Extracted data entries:
※

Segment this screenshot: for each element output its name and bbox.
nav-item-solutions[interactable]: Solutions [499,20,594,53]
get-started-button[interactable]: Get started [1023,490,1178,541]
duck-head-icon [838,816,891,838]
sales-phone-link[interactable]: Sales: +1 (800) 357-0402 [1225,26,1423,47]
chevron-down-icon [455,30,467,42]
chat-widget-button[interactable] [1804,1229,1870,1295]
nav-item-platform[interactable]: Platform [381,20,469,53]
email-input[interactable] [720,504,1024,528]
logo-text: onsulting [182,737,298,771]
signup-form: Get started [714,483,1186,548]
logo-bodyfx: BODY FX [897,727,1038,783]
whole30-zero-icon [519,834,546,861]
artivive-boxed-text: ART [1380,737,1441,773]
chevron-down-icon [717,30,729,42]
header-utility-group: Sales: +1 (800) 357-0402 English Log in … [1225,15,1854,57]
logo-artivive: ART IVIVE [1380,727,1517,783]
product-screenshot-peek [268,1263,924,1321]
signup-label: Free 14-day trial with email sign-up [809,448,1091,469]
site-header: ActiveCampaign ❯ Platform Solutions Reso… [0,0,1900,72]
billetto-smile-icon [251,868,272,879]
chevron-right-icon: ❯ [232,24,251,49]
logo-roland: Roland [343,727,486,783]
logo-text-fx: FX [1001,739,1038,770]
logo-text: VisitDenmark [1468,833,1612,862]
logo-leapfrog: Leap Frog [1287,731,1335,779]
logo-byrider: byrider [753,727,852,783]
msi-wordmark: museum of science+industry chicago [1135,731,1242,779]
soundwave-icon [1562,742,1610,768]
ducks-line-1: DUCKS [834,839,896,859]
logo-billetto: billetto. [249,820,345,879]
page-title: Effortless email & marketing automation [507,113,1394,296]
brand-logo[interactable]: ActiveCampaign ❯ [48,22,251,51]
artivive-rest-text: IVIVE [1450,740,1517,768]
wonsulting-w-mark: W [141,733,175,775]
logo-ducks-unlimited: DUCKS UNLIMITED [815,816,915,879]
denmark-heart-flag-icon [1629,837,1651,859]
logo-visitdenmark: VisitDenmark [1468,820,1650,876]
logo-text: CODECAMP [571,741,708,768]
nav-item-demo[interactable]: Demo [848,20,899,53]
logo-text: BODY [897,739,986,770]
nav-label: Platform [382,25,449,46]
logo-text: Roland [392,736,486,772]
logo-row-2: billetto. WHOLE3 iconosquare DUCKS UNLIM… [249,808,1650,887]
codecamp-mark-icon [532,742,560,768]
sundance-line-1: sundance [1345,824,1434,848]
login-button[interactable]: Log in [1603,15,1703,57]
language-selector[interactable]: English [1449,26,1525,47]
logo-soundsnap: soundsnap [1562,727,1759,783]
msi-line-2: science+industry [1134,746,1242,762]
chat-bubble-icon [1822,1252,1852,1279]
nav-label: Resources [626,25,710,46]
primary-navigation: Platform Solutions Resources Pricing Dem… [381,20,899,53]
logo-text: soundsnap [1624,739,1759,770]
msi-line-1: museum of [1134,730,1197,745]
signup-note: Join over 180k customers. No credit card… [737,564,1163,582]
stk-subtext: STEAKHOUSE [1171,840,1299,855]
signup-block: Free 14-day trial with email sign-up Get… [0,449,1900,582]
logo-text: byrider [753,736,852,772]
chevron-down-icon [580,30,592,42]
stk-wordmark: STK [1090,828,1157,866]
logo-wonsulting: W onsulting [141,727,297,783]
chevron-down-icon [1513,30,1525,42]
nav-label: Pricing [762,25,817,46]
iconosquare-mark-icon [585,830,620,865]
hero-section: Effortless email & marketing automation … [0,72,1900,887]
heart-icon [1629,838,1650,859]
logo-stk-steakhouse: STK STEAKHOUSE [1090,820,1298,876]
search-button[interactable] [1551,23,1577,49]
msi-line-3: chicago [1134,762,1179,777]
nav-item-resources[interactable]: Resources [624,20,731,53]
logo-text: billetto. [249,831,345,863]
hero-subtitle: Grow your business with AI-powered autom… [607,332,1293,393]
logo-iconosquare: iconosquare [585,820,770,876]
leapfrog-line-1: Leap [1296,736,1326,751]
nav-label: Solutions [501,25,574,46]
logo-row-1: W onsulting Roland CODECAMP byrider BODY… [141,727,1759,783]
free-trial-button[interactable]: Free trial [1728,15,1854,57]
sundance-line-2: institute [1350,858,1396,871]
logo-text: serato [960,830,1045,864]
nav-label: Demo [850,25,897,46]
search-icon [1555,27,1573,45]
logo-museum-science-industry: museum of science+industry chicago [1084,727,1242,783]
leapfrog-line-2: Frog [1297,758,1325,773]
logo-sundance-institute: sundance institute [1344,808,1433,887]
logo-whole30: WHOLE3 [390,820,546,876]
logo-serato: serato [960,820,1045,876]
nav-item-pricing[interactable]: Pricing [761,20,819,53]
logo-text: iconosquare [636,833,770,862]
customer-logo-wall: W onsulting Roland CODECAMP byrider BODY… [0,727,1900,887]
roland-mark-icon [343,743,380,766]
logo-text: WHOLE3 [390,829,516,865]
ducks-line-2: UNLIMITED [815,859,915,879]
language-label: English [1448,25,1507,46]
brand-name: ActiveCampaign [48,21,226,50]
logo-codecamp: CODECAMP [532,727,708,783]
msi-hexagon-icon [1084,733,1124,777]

※

Prompt
Convert the rows from the first line through the line containing "logo-billetto: billetto. [249,820,345,879]", inclusive, into a JSON list of strings with one string per line. Leave out any blank lines.

Task answer
[
  "Segment this screenshot: for each element output its name and bbox.",
  "nav-item-solutions[interactable]: Solutions [499,20,594,53]",
  "get-started-button[interactable]: Get started [1023,490,1178,541]",
  "duck-head-icon [838,816,891,838]",
  "sales-phone-link[interactable]: Sales: +1 (800) 357-0402 [1225,26,1423,47]",
  "chevron-down-icon [455,30,467,42]",
  "chat-widget-button[interactable] [1804,1229,1870,1295]",
  "nav-item-platform[interactable]: Platform [381,20,469,53]",
  "email-input[interactable] [720,504,1024,528]",
  "logo-text: onsulting [182,737,298,771]",
  "signup-form: Get started [714,483,1186,548]",
  "logo-bodyfx: BODY FX [897,727,1038,783]",
  "whole30-zero-icon [519,834,546,861]",
  "artivive-boxed-text: ART [1380,737,1441,773]",
  "chevron-down-icon [717,30,729,42]",
  "header-utility-group: Sales: +1 (800) 357-0402 English Log in … [1225,15,1854,57]",
  "logo-artivive: ART IVIVE [1380,727,1517,783]",
  "product-screenshot-peek [268,1263,924,1321]",
  "signup-label: Free 14-day trial with email sign-up [809,448,1091,469]",
  "site-header: ActiveCampaign ❯ Platform Solutions Reso… [0,0,1900,72]",
  "billetto-smile-icon [251,868,272,879]",
  "chevron-right-icon: ❯ [232,24,251,49]",
  "logo-roland: Roland [343,727,486,783]",
  "logo-text-fx: FX [1001,739,1038,770]",
  "logo-text: VisitDenmark [1468,833,1612,862]",
  "logo-leapfrog: Leap Frog [1287,731,1335,779]",
  "logo-byrider: byrider [753,727,852,783]",
  "msi-wordmark: museum of science+industry chicago [1135,731,1242,779]",
  "soundwave-icon [1562,742,1610,768]",
  "ducks-line-1: DUCKS [834,839,896,859]",
  "logo-billetto: billetto. [249,820,345,879]"
]